# [Required work]
Single out each line with the word "tool" and copy it.

--- Available data ---

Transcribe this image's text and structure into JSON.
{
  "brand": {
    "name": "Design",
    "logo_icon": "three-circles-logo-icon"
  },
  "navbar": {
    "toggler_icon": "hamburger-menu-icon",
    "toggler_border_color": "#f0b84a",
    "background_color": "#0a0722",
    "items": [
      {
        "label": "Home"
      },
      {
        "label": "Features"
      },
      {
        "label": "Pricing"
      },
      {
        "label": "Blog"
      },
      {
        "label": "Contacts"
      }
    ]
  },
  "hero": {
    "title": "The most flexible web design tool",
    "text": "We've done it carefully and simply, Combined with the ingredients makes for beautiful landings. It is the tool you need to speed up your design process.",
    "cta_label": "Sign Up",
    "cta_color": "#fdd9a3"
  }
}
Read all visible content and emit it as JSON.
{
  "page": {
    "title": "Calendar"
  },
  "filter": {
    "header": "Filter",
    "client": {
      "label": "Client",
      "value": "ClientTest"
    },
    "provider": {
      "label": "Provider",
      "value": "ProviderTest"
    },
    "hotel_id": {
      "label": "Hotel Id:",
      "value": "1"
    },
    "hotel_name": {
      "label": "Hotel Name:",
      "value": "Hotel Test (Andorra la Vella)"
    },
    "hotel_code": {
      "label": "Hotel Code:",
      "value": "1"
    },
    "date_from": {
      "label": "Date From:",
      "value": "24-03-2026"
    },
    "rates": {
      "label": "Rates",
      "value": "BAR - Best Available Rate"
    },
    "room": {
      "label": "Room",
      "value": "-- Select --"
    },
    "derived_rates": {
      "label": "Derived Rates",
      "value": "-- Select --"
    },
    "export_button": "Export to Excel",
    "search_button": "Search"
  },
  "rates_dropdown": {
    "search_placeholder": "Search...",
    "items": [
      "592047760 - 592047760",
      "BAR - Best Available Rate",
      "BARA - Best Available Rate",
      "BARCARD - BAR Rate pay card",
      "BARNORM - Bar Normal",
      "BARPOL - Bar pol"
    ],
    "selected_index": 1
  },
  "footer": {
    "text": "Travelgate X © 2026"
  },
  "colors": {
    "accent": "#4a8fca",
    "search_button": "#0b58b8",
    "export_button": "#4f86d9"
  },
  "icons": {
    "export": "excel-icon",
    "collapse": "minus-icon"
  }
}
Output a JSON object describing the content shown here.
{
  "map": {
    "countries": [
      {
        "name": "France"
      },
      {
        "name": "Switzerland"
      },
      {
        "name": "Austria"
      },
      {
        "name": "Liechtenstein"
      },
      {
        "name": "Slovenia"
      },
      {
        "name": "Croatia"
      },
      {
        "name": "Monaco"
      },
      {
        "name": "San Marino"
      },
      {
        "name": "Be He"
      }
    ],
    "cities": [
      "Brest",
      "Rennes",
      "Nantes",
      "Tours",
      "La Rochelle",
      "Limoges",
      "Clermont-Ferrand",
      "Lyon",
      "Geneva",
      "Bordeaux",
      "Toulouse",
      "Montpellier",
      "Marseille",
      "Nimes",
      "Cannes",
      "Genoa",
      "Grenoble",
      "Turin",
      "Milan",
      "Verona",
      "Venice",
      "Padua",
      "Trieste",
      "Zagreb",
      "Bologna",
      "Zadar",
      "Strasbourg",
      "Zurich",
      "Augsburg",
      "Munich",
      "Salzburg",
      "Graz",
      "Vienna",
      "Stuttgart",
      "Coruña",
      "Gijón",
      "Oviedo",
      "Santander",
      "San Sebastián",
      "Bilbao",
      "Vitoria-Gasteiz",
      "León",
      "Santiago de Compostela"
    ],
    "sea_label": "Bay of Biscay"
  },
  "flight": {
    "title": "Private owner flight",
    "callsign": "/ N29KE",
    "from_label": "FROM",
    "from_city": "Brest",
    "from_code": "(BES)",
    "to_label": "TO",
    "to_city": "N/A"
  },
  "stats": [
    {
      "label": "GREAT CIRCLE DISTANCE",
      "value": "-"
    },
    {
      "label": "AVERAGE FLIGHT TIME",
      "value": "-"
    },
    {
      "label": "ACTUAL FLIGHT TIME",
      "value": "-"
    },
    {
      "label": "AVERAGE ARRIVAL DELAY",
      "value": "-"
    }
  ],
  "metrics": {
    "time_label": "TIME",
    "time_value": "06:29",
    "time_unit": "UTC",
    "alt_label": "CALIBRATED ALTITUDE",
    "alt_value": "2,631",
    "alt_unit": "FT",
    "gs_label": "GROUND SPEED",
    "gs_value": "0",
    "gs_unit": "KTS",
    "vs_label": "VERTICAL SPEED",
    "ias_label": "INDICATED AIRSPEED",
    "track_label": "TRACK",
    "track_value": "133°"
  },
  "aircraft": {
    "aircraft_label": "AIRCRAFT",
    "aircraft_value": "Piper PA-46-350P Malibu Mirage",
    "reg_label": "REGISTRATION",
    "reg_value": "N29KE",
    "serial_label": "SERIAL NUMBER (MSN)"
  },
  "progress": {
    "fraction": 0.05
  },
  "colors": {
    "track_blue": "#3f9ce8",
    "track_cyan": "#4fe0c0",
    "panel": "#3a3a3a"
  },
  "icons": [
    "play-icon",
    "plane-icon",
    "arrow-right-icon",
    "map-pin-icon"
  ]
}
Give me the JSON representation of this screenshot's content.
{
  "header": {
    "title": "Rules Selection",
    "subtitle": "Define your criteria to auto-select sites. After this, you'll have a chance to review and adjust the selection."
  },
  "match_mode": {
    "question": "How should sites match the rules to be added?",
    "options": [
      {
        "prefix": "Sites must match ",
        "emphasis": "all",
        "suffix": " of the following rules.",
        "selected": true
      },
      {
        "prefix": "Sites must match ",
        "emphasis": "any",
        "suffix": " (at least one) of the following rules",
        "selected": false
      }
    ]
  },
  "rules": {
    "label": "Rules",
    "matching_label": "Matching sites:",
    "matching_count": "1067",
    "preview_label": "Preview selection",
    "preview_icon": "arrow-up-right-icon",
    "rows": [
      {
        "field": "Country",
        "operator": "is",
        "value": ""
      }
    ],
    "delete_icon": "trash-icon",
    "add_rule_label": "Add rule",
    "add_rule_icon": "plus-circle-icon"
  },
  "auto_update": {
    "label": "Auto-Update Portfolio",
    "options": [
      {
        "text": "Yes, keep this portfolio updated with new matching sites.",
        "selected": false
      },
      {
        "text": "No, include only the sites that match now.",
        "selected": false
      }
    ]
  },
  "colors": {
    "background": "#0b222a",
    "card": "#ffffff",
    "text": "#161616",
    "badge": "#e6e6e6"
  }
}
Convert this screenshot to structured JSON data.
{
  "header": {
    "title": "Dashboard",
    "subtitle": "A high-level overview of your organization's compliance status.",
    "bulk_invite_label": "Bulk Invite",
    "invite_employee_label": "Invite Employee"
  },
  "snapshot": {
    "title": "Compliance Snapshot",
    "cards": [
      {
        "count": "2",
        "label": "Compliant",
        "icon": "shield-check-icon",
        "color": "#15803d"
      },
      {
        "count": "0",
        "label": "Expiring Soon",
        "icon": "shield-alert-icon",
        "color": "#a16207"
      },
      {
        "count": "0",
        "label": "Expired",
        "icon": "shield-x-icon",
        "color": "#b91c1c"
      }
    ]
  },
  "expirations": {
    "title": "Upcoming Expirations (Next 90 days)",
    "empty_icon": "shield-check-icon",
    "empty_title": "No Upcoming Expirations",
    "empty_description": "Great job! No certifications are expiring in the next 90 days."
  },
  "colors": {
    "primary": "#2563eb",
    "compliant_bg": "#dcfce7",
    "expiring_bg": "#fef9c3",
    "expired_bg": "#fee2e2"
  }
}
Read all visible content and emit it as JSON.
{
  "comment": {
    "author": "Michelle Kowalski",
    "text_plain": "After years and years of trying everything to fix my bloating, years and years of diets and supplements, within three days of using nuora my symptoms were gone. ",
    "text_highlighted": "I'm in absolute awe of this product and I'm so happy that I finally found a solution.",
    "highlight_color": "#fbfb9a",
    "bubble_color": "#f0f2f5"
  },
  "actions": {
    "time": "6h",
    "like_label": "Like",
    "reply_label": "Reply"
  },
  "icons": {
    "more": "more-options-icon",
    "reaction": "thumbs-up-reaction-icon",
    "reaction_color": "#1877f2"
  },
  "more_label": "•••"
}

---

# [Response to the exercise]
    "title": "The most flexible web design tool",
    "text": "We've done it carefully and simply, Combined with the ingredients makes for beautiful landings. It is the tool you need to speed up your design process.",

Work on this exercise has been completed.